>> begin Record excerpts
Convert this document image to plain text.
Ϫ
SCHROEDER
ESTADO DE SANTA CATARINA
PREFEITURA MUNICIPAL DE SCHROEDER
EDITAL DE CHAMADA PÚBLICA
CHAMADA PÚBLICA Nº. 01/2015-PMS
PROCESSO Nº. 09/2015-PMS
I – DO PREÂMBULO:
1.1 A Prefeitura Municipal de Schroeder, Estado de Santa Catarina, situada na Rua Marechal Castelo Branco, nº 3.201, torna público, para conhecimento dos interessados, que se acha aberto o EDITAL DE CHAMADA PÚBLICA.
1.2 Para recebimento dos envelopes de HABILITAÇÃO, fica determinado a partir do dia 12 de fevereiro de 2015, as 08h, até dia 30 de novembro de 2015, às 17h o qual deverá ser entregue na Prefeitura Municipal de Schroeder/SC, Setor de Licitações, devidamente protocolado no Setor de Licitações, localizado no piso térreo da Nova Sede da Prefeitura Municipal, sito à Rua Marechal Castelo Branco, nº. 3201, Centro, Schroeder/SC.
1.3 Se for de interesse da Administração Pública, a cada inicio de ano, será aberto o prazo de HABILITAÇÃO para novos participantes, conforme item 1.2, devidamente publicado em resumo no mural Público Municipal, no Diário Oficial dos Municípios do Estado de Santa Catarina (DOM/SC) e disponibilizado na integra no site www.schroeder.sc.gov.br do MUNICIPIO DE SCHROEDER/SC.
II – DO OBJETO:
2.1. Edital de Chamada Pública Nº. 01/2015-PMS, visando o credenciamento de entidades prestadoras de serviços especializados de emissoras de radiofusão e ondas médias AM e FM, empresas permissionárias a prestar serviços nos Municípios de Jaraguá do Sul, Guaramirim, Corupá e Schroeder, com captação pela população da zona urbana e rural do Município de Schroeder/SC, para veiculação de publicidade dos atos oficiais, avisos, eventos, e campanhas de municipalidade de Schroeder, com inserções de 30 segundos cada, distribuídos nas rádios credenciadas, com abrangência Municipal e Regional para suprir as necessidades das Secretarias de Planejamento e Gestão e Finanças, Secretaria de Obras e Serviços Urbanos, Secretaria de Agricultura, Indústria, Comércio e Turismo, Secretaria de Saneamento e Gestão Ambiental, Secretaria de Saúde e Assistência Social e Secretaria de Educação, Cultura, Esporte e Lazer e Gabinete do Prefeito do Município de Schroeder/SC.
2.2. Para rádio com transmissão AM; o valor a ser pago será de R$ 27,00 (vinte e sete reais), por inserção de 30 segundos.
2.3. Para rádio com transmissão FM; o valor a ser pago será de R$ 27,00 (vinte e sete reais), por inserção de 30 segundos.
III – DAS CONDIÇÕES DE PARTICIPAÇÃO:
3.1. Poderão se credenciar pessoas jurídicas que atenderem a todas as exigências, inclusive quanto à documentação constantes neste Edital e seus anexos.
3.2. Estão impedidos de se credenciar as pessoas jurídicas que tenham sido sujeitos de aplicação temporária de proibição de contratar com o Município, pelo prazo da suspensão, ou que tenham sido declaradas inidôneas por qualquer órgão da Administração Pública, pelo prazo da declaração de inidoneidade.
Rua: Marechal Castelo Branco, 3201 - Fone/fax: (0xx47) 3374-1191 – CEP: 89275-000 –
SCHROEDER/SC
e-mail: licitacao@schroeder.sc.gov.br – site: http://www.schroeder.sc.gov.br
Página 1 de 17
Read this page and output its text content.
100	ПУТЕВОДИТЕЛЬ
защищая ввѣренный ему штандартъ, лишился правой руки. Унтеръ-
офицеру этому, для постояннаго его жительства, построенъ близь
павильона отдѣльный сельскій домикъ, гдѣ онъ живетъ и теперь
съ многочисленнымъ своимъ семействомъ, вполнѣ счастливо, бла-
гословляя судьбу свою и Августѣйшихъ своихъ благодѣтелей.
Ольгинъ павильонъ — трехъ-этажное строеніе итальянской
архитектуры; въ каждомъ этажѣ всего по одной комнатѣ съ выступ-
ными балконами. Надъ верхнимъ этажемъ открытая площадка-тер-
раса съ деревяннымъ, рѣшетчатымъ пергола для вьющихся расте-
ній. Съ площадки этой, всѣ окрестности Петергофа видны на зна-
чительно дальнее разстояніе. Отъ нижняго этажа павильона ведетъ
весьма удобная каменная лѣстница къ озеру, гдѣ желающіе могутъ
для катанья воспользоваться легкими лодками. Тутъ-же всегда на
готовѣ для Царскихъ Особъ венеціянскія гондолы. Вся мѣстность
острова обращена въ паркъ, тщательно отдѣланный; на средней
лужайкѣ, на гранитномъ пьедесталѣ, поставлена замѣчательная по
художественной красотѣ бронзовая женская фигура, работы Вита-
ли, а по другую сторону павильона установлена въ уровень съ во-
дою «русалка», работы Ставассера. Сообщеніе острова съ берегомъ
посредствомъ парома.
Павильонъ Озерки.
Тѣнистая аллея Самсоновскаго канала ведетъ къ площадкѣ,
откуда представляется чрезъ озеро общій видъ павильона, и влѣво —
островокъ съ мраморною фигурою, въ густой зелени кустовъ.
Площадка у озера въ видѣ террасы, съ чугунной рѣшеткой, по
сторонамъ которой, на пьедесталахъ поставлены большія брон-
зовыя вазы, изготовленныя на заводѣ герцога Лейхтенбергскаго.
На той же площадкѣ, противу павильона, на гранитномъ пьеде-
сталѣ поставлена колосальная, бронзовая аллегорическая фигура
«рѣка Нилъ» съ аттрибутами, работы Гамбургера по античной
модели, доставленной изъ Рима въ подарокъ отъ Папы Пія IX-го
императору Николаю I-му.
>> end Record excerpts
>> begin Record excerpts
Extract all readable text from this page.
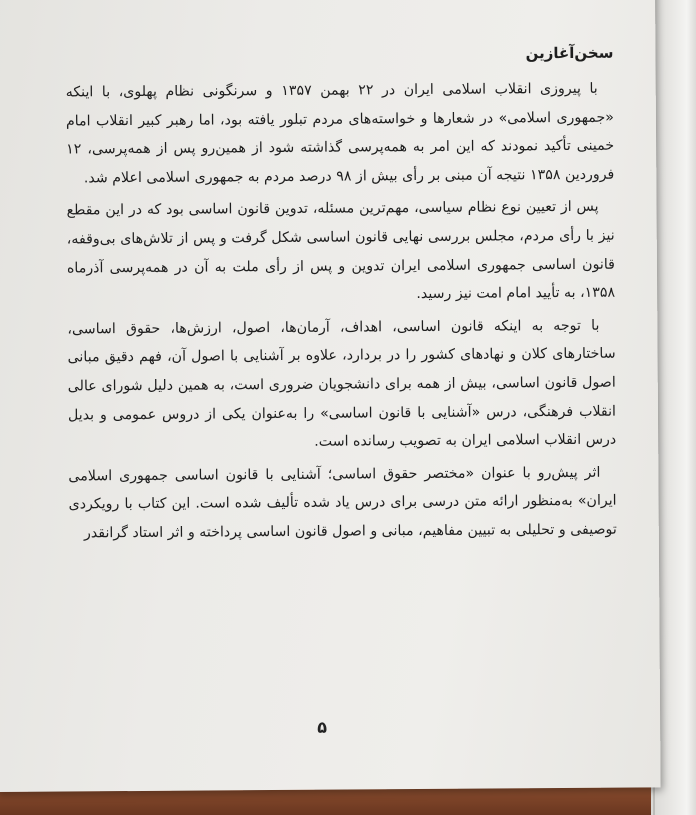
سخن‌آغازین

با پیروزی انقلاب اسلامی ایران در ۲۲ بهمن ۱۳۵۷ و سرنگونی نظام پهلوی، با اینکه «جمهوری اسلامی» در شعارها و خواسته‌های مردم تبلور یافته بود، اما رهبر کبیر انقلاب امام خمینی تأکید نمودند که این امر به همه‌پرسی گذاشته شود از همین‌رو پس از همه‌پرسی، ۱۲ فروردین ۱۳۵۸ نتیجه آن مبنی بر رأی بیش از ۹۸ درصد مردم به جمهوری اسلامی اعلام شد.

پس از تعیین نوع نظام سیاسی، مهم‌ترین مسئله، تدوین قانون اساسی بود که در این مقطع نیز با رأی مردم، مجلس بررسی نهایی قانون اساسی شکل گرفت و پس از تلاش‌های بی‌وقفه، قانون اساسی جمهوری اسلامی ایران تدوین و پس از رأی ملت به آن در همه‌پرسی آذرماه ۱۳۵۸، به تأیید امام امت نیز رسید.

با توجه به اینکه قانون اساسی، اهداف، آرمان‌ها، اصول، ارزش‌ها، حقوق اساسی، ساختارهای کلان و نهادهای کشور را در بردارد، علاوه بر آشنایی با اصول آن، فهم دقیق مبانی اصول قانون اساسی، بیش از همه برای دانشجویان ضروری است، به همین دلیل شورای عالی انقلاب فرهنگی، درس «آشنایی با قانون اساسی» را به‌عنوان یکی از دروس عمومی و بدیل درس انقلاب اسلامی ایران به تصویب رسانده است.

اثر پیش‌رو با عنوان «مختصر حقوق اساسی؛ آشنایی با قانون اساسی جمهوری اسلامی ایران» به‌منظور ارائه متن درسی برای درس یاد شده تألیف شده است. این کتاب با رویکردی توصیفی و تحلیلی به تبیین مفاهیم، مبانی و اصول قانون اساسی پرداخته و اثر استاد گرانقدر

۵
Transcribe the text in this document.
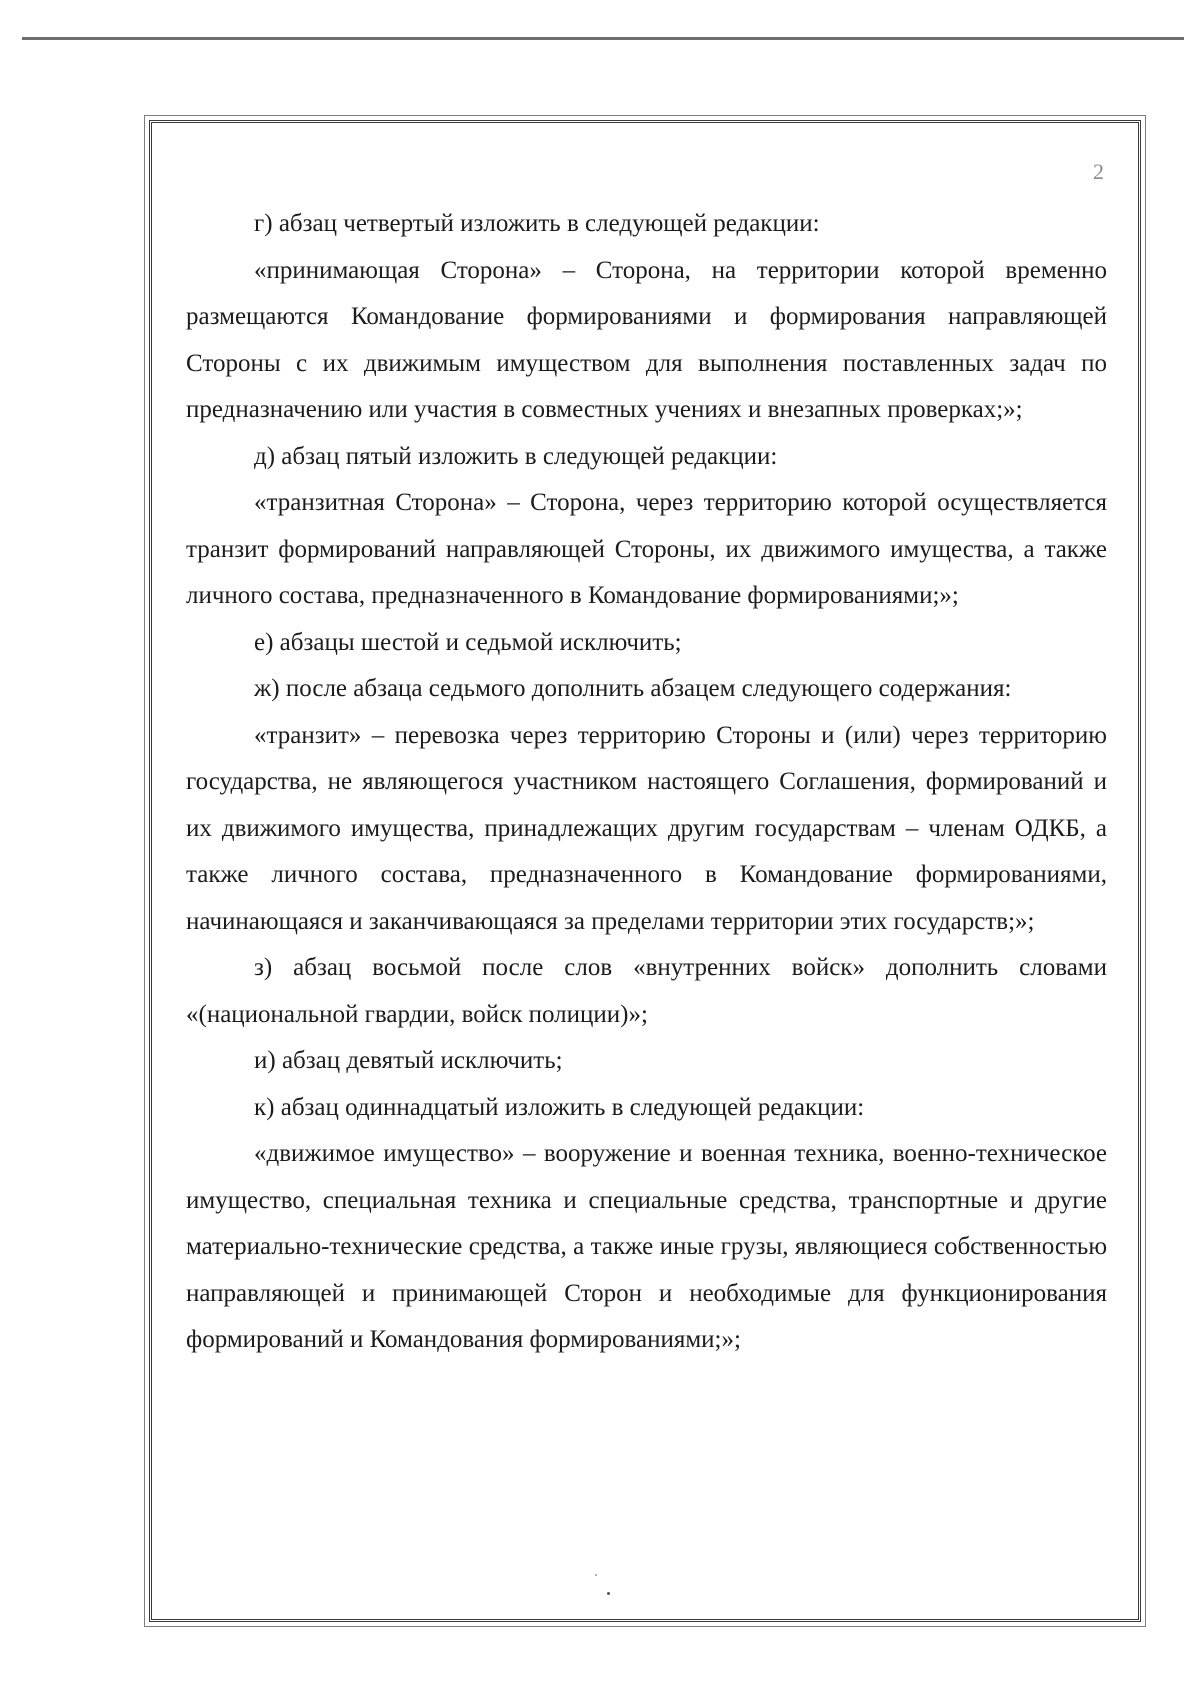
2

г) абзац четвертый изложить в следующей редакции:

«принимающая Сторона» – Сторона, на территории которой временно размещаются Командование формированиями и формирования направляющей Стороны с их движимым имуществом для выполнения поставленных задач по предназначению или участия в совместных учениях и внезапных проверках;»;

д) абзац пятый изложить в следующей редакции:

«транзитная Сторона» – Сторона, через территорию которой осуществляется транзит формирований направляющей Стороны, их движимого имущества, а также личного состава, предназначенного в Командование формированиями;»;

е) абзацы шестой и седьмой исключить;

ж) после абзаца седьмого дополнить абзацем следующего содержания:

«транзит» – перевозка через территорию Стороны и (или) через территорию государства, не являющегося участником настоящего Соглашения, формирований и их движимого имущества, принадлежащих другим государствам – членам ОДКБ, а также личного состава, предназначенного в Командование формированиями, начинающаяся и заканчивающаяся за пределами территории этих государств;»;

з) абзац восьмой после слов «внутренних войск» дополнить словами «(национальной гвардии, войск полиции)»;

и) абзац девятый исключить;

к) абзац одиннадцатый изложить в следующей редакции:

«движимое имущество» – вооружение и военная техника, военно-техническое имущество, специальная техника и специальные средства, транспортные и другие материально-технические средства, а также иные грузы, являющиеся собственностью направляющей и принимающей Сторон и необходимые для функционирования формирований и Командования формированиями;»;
>> end Record excerpts
What the exercise asks - Copy all lines of the material above where the string "редакции" occurs.

Solution for this task -
г) абзац четвертый изложить в следующей редакции:
д) абзац пятый изложить в следующей редакции:
к) абзац одиннадцатый изложить в следующей редакции:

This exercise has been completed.